Saved entries:
begin
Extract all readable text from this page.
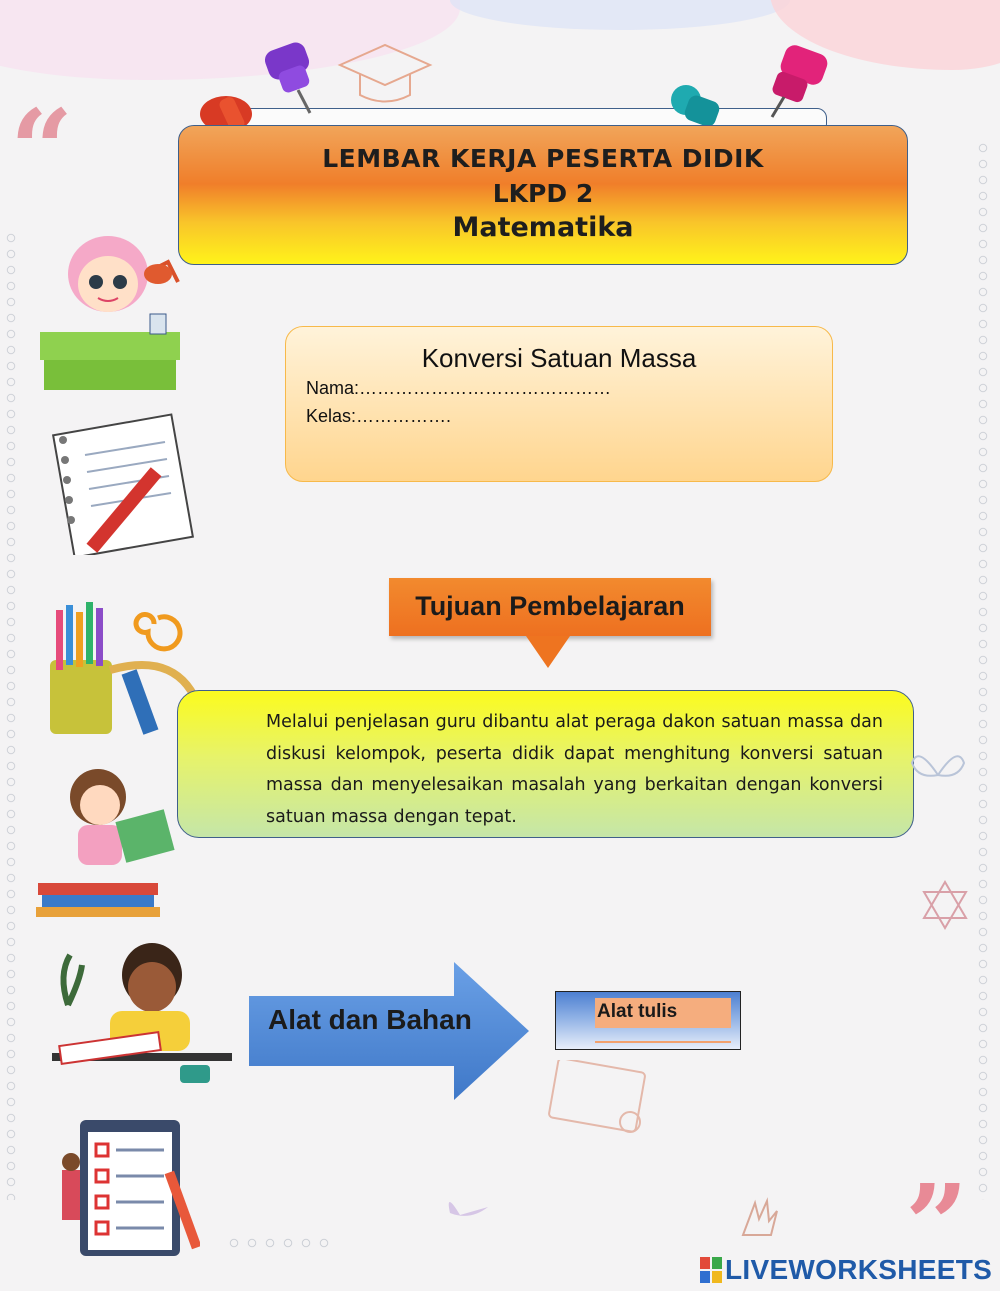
“
”
LEMBAR KERJA PESERTA DIDIK
LKPD 2
Matematika
Konversi Satuan Massa
Nama:……………………………………
Kelas:…………….
Tujuan Pembelajaran
Melalui penjelasan guru dibantu alat peraga dakon satuan massa dan diskusi kelompok, peserta didik dapat menghitung konversi satuan massa dan menyelesaikan masalah yang berkaitan dengan konversi satuan massa dengan tepat.
Alat dan Bahan	Alat tulis
LIVEWORKSHEETS
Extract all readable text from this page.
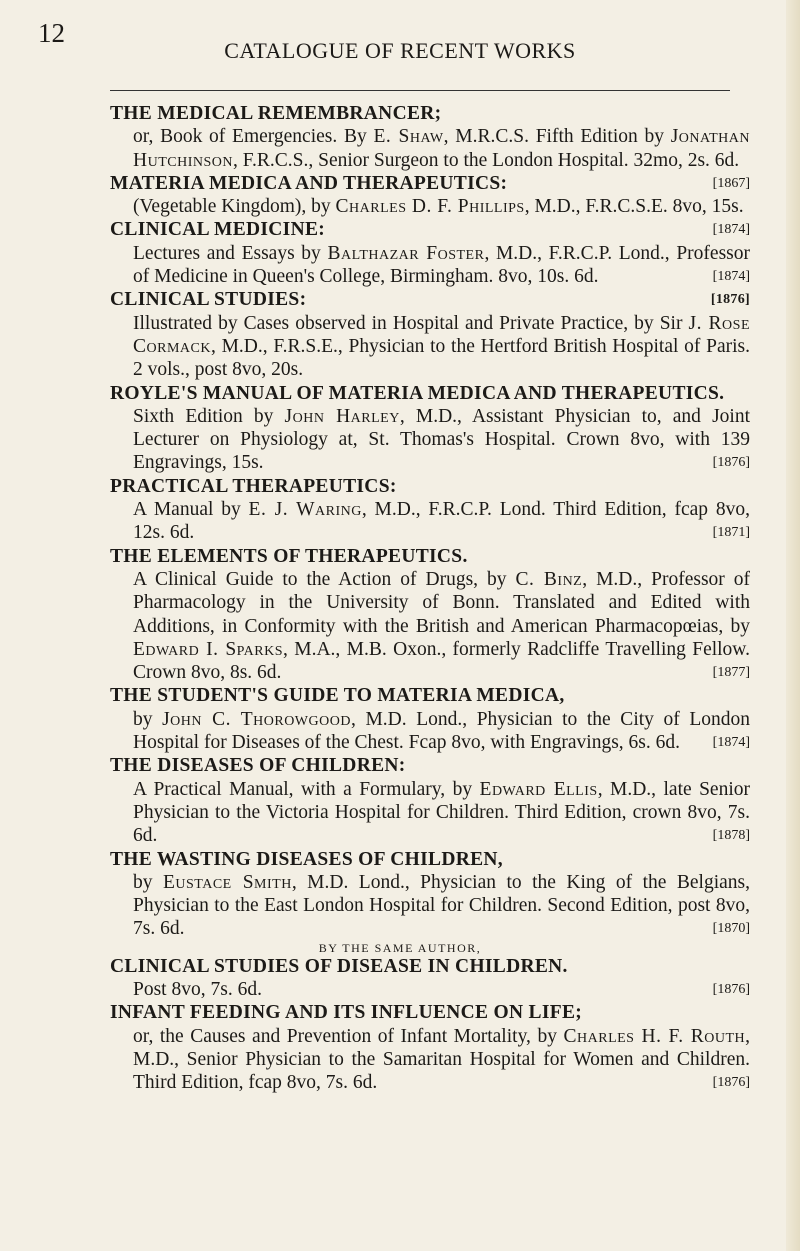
12
CATALOGUE OF RECENT WORKS
THE MEDICAL REMEMBRANCER;
or, Book of Emergencies. By E. Shaw, M.R.C.S. Fifth Edition by Jonathan Hutchinson, F.R.C.S., Senior Surgeon to the London Hospital. 32mo, 2s. 6d.
[1867]
MATERIA MEDICA AND THERAPEUTICS:
(Vegetable Kingdom), by Charles D. F. Phillips, M.D., F.R.C.S.E. 8vo, 15s.
[1874]
CLINICAL MEDICINE:
Lectures and Essays by Balthazar Foster, M.D., F.R.C.P. Lond., Professor of Medicine in Queen's College, Birmingham. 8vo, 10s. 6d.	[1874]
CLINICAL STUDIES:	[1876]
Illustrated by Cases observed in Hospital and Private Practice, by Sir J. Rose Cormack, M.D., F.R.S.E., Physician to the Hertford British Hospital of Paris. 2 vols., post 8vo, 20s.
ROYLE'S MANUAL OF MATERIA MEDICA AND THERAPEUTICS.
Sixth Edition by John Harley, M.D., Assistant Physician to, and Joint Lecturer on Physiology at, St. Thomas's Hospital. Crown 8vo, with 139 Engravings, 15s.	[1876]
PRACTICAL THERAPEUTICS:
A Manual by E. J. Waring, M.D., F.R.C.P. Lond. Third Edition, fcap 8vo, 12s. 6d.	[1871]
THE ELEMENTS OF THERAPEUTICS.
A Clinical Guide to the Action of Drugs, by C. Binz, M.D., Professor of Pharmacology in the University of Bonn. Translated and Edited with Additions, in Conformity with the British and American Pharmacopœias, by Edward I. Sparks, M.A., M.B. Oxon., formerly Radcliffe Travelling Fellow. Crown 8vo, 8s. 6d.	[1877]
THE STUDENT'S GUIDE TO MATERIA MEDICA,
by John C. Thorowgood, M.D. Lond., Physician to the City of London Hospital for Diseases of the Chest. Fcap 8vo, with Engravings, 6s. 6d. [1874]
THE DISEASES OF CHILDREN:
A Practical Manual, with a Formulary, by Edward Ellis, M.D., late Senior Physician to the Victoria Hospital for Children. Third Edition, crown 8vo, 7s. 6d.	[1878]
THE WASTING DISEASES OF CHILDREN,
by Eustace Smith, M.D. Lond., Physician to the King of the Belgians, Physician to the East London Hospital for Children. Second Edition, post 8vo, 7s. 6d.	[1870]
BY THE SAME AUTHOR,
CLINICAL STUDIES OF DISEASE IN CHILDREN.
Post 8vo, 7s. 6d.	[1876]
INFANT FEEDING AND ITS INFLUENCE ON LIFE;
or, the Causes and Prevention of Infant Mortality, by Charles H. F. Routh, M.D., Senior Physician to the Samaritan Hospital for Women and Children. Third Edition, fcap 8vo, 7s. 6d.	[1876]
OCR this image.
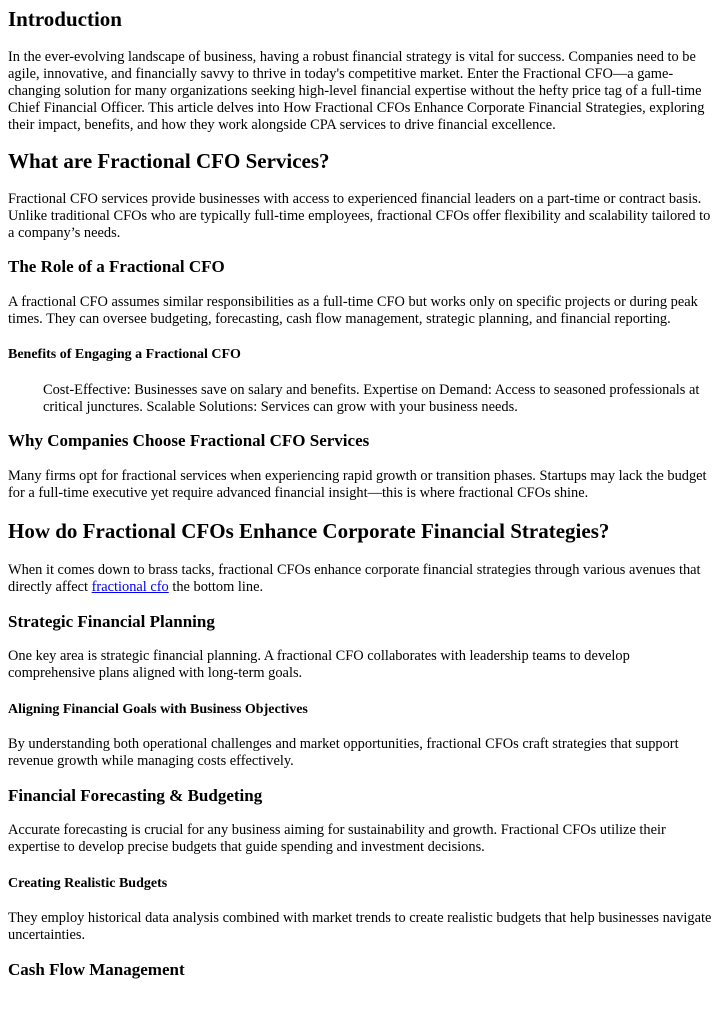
Introduction

In the ever-evolving landscape of business, having a robust financial strategy is vital for success. Companies need to be agile, innovative, and financially savvy to thrive in today's competitive market. Enter the Fractional CFO—a game-changing solution for many organizations seeking high-level financial expertise without the hefty price tag of a full-time Chief Financial Officer. This article delves into How Fractional CFOs Enhance Corporate Financial Strategies, exploring their impact, benefits, and how they work alongside CPA services to drive financial excellence.

What are Fractional CFO Services?

Fractional CFO services provide businesses with access to experienced financial leaders on a part-time or contract basis. Unlike traditional CFOs who are typically full-time employees, fractional CFOs offer flexibility and scalability tailored to a company’s needs.

The Role of a Fractional CFO

A fractional CFO assumes similar responsibilities as a full-time CFO but works only on specific projects or during peak times. They can oversee budgeting, forecasting, cash flow management, strategic planning, and financial reporting.

Benefits of Engaging a Fractional CFO
Cost-Effective: Businesses save on salary and benefits. Expertise on Demand: Access to seasoned professionals at critical junctures. Scalable Solutions: Services can grow with your business needs.
Why Companies Choose Fractional CFO Services

Many firms opt for fractional services when experiencing rapid growth or transition phases. Startups may lack the budget for a full-time executive yet require advanced financial insight—this is where fractional CFOs shine.

How do Fractional CFOs Enhance Corporate Financial Strategies?

When it comes down to brass tacks, fractional CFOs enhance corporate financial strategies through various avenues that directly affect fractional cfo the bottom line.

Strategic Financial Planning

One key area is strategic financial planning. A fractional CFO collaborates with leadership teams to develop comprehensive plans aligned with long-term goals.

Aligning Financial Goals with Business Objectives

By understanding both operational challenges and market opportunities, fractional CFOs craft strategies that support revenue growth while managing costs effectively.

Financial Forecasting & Budgeting

Accurate forecasting is crucial for any business aiming for sustainability and growth. Fractional CFOs utilize their expertise to develop precise budgets that guide spending and investment decisions.

Creating Realistic Budgets

They employ historical data analysis combined with market trends to create realistic budgets that help businesses navigate uncertainties.

Cash Flow Management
end
Task goal
For the entries above, count the lines that contain the string "Companies", and state that number without further comment.

Answer
2